Copy the rows below word for word.
•••••
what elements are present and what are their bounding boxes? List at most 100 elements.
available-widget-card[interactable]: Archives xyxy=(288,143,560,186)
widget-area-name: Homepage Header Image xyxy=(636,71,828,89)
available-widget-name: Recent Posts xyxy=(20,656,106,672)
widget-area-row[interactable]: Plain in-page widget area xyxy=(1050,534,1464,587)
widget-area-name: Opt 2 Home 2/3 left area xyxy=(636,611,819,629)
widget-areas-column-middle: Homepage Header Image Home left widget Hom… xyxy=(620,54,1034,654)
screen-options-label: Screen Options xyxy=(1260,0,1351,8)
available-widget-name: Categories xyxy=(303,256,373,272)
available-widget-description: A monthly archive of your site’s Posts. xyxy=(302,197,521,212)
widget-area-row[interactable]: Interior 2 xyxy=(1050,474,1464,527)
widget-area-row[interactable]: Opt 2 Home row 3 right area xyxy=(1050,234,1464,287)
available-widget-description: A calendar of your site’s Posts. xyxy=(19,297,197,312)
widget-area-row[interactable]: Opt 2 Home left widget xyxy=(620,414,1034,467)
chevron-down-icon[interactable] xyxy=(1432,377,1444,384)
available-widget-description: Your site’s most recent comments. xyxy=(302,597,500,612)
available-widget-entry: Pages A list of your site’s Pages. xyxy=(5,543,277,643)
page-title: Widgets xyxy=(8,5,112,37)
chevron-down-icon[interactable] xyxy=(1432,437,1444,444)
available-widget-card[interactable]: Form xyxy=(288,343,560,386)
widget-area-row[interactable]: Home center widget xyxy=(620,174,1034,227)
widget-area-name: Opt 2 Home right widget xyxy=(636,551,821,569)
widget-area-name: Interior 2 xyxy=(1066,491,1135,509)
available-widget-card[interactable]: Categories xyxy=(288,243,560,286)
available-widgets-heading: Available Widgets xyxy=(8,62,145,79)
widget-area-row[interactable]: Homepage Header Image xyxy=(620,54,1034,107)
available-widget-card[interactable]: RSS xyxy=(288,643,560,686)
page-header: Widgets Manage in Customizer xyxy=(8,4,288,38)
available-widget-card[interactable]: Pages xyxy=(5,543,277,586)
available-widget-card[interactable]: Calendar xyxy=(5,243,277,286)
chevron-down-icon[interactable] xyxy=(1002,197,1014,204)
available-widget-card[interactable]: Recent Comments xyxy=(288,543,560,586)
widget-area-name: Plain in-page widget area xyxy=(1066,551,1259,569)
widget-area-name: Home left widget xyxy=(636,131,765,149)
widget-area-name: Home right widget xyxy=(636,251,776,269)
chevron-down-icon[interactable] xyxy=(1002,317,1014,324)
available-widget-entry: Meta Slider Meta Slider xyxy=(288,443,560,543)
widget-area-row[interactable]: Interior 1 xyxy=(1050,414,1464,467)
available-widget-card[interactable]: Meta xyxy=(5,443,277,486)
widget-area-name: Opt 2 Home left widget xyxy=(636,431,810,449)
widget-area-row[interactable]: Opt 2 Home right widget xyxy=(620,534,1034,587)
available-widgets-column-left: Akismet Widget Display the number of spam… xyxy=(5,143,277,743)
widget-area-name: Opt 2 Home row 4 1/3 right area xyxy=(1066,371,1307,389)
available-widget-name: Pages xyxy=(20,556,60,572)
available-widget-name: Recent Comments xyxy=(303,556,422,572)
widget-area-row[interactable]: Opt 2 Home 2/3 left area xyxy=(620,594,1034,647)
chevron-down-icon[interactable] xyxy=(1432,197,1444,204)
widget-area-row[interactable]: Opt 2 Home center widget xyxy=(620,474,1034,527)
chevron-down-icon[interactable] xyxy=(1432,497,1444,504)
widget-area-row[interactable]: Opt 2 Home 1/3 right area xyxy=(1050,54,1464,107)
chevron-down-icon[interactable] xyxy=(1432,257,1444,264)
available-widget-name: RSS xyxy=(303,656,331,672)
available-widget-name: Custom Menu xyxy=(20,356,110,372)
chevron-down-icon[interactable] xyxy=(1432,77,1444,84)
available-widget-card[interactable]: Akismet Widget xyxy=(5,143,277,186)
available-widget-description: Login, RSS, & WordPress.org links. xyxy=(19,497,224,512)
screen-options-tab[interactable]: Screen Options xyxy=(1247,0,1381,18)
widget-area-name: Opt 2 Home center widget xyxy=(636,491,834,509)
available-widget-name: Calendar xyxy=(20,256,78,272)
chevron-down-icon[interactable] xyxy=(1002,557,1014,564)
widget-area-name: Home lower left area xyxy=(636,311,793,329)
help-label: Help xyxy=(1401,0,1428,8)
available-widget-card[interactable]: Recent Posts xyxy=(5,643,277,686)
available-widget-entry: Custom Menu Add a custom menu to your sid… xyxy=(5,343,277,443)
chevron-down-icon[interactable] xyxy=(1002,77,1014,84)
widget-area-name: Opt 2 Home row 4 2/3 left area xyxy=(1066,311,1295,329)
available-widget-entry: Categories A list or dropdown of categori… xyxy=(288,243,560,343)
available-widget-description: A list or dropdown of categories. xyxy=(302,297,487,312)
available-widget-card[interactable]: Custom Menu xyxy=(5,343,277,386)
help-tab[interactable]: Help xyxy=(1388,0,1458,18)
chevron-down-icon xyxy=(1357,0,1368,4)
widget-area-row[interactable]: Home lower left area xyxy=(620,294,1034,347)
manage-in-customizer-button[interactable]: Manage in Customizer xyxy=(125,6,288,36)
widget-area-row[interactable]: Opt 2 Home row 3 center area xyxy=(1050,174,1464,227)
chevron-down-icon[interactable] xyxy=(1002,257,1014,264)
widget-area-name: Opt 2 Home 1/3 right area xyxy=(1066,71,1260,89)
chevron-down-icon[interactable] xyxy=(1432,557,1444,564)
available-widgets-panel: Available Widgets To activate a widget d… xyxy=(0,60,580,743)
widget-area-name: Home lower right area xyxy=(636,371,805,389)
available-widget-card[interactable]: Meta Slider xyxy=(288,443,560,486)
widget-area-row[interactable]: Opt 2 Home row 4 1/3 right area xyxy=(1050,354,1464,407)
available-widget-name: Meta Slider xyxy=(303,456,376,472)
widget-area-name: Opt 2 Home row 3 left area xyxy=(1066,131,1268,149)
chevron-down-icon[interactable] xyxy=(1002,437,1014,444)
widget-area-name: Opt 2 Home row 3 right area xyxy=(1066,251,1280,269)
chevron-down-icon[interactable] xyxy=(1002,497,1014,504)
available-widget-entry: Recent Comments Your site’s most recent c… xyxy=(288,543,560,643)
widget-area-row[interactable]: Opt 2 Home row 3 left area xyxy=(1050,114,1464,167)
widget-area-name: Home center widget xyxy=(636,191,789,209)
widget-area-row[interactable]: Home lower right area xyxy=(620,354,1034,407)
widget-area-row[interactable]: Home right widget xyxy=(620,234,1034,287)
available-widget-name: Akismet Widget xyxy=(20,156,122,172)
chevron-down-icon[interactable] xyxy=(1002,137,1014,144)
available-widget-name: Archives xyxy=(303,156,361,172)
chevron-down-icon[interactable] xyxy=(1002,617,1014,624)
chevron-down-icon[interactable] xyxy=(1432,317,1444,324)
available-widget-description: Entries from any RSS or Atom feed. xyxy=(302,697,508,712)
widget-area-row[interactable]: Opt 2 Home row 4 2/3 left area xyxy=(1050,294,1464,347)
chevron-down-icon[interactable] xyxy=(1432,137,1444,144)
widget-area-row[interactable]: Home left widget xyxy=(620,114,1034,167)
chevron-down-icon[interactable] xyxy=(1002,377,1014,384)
•••••
TASK SOLUTION
what elements are present and what are their bounding boxes? List at most 100 elements.
available-widget-card[interactable]: Archives xyxy=(288,143,560,186)
widget-area-name: Homepage Header Image xyxy=(636,71,828,89)
available-widget-name: Recent Posts xyxy=(20,656,106,672)
widget-area-row[interactable]: Plain in-page widget area xyxy=(1050,534,1464,587)
widget-area-name: Opt 2 Home 2/3 left area xyxy=(636,611,819,629)
widget-areas-column-middle: Homepage Header Image Home left widget Hom… xyxy=(620,54,1034,654)
screen-options-label: Screen Options xyxy=(1260,0,1351,8)
available-widget-name: Categories xyxy=(303,256,373,272)
available-widget-description: A monthly archive of your site’s Posts. xyxy=(302,197,521,212)
widget-area-row[interactable]: Interior 2 xyxy=(1050,474,1464,527)
widget-area-row[interactable]: Opt 2 Home row 3 right area xyxy=(1050,234,1464,287)
available-widget-description: A calendar of your site’s Posts. xyxy=(19,297,197,312)
widget-area-row[interactable]: Opt 2 Home left widget xyxy=(620,414,1034,467)
chevron-down-icon[interactable] xyxy=(1432,377,1444,384)
available-widget-description: Your site’s most recent comments. xyxy=(302,597,500,612)
available-widget-entry: Pages A list of your site’s Pages. xyxy=(5,543,277,643)
page-title: Widgets xyxy=(8,5,112,37)
chevron-down-icon[interactable] xyxy=(1432,437,1444,444)
available-widget-card[interactable]: Form xyxy=(288,343,560,386)
widget-area-row[interactable]: Home center widget xyxy=(620,174,1034,227)
widget-area-name: Opt 2 Home right widget xyxy=(636,551,821,569)
widget-area-name: Interior 2 xyxy=(1066,491,1135,509)
available-widget-card[interactable]: Categories xyxy=(288,243,560,286)
available-widgets-heading: Available Widgets xyxy=(8,62,145,79)
widget-area-row[interactable]: Homepage Header Image xyxy=(620,54,1034,107)
available-widget-card[interactable]: RSS xyxy=(288,643,560,686)
page-header: Widgets Manage in Customizer xyxy=(8,4,288,38)
available-widget-card[interactable]: Pages xyxy=(5,543,277,586)
available-widget-card[interactable]: Calendar xyxy=(5,243,277,286)
chevron-down-icon[interactable] xyxy=(1002,197,1014,204)
available-widget-card[interactable]: Recent Comments xyxy=(288,543,560,586)
widget-area-name: Plain in-page widget area xyxy=(1066,551,1259,569)
widget-area-name: Home left widget xyxy=(636,131,765,149)
widget-area-name: Home right widget xyxy=(636,251,776,269)
chevron-down-icon[interactable] xyxy=(1002,317,1014,324)
available-widget-entry: Meta Slider Meta Slider xyxy=(288,443,560,543)
widget-area-row[interactable]: Interior 1 xyxy=(1050,414,1464,467)
available-widget-card[interactable]: Meta xyxy=(5,443,277,486)
widget-area-name: Opt 2 Home left widget xyxy=(636,431,810,449)
widget-area-row[interactable]: Opt 2 Home right widget xyxy=(620,534,1034,587)
available-widgets-column-left: Akismet Widget Display the number of spam… xyxy=(5,143,277,743)
widget-area-name: Opt 2 Home row 4 1/3 right area xyxy=(1066,371,1307,389)
available-widget-name: Pages xyxy=(20,556,60,572)
available-widget-name: Recent Comments xyxy=(303,556,422,572)
widget-area-row[interactable]: Opt 2 Home 2/3 left area xyxy=(620,594,1034,647)
chevron-down-icon[interactable] xyxy=(1432,197,1444,204)
widget-area-row[interactable]: Opt 2 Home center widget xyxy=(620,474,1034,527)
chevron-down-icon[interactable] xyxy=(1432,497,1444,504)
widget-area-row[interactable]: Opt 2 Home 1/3 right area xyxy=(1050,54,1464,107)
chevron-down-icon[interactable] xyxy=(1432,257,1444,264)
available-widget-name: RSS xyxy=(303,656,331,672)
available-widget-name: Custom Menu xyxy=(20,356,110,372)
chevron-down-icon[interactable] xyxy=(1432,77,1444,84)
available-widget-card[interactable]: Akismet Widget xyxy=(5,143,277,186)
available-widget-description: Login, RSS, & WordPress.org links. xyxy=(19,497,224,512)
screen-options-tab[interactable]: Screen Options xyxy=(1247,0,1381,18)
widget-area-name: Opt 2 Home center widget xyxy=(636,491,834,509)
available-widget-name: Calendar xyxy=(20,256,78,272)
chevron-down-icon[interactable] xyxy=(1002,557,1014,564)
widget-area-name: Home lower left area xyxy=(636,311,793,329)
help-label: Help xyxy=(1401,0,1428,8)
available-widget-card[interactable]: Recent Posts xyxy=(5,643,277,686)
available-widget-entry: Custom Menu Add a custom menu to your sid… xyxy=(5,343,277,443)
chevron-down-icon[interactable] xyxy=(1002,77,1014,84)
widget-area-name: Opt 2 Home row 4 2/3 left area xyxy=(1066,311,1295,329)
available-widget-entry: Categories A list or dropdown of categori… xyxy=(288,243,560,343)
available-widget-description: A list or dropdown of categories. xyxy=(302,297,487,312)
available-widget-card[interactable]: Custom Menu xyxy=(5,343,277,386)
help-tab[interactable]: Help xyxy=(1388,0,1458,18)
chevron-down-icon xyxy=(1357,0,1368,4)
widget-area-row[interactable]: Home lower left area xyxy=(620,294,1034,347)
manage-in-customizer-button[interactable]: Manage in Customizer xyxy=(125,6,288,36)
widget-area-row[interactable]: Opt 2 Home row 3 center area xyxy=(1050,174,1464,227)
chevron-down-icon[interactable] xyxy=(1002,257,1014,264)
widget-area-name: Opt 2 Home 1/3 right area xyxy=(1066,71,1260,89)
chevron-down-icon[interactable] xyxy=(1432,557,1444,564)
available-widgets-panel: Available Widgets To activate a widget d… xyxy=(0,60,580,743)
widget-area-name: Home lower right area xyxy=(636,371,805,389)
available-widget-card[interactable]: Meta Slider xyxy=(288,443,560,486)
widget-area-row[interactable]: Opt 2 Home row 4 1/3 right area xyxy=(1050,354,1464,407)
available-widget-name: Meta Slider xyxy=(303,456,376,472)
widget-area-name: Opt 2 Home row 3 left area xyxy=(1066,131,1268,149)
chevron-down-icon[interactable] xyxy=(1002,437,1014,444)
widget-area-name: Opt 2 Home row 3 right area xyxy=(1066,251,1280,269)
chevron-down-icon[interactable] xyxy=(1002,497,1014,504)
available-widget-entry: Recent Comments Your site’s most recent c… xyxy=(288,543,560,643)
widget-area-row[interactable]: Opt 2 Home row 3 left area xyxy=(1050,114,1464,167)
widget-area-name: Home center widget xyxy=(636,191,789,209)
widget-area-row[interactable]: Home lower right area xyxy=(620,354,1034,407)
widget-area-row[interactable]: Home right widget xyxy=(620,234,1034,287)
available-widget-name: Akismet Widget xyxy=(20,156,122,172)
chevron-down-icon[interactable] xyxy=(1002,137,1014,144)
available-widget-name: Archives xyxy=(303,156,361,172)
chevron-down-icon[interactable] xyxy=(1002,617,1014,624)
chevron-down-icon[interactable] xyxy=(1432,317,1444,324)
available-widget-description: Entries from any RSS or Atom feed. xyxy=(302,697,508,712)
widget-area-row[interactable]: Opt 2 Home row 4 2/3 left area xyxy=(1050,294,1464,347)
chevron-down-icon[interactable] xyxy=(1432,137,1444,144)
widget-area-row[interactable]: Home left widget xyxy=(620,114,1034,167)
chevron-down-icon[interactable] xyxy=(1002,377,1014,384)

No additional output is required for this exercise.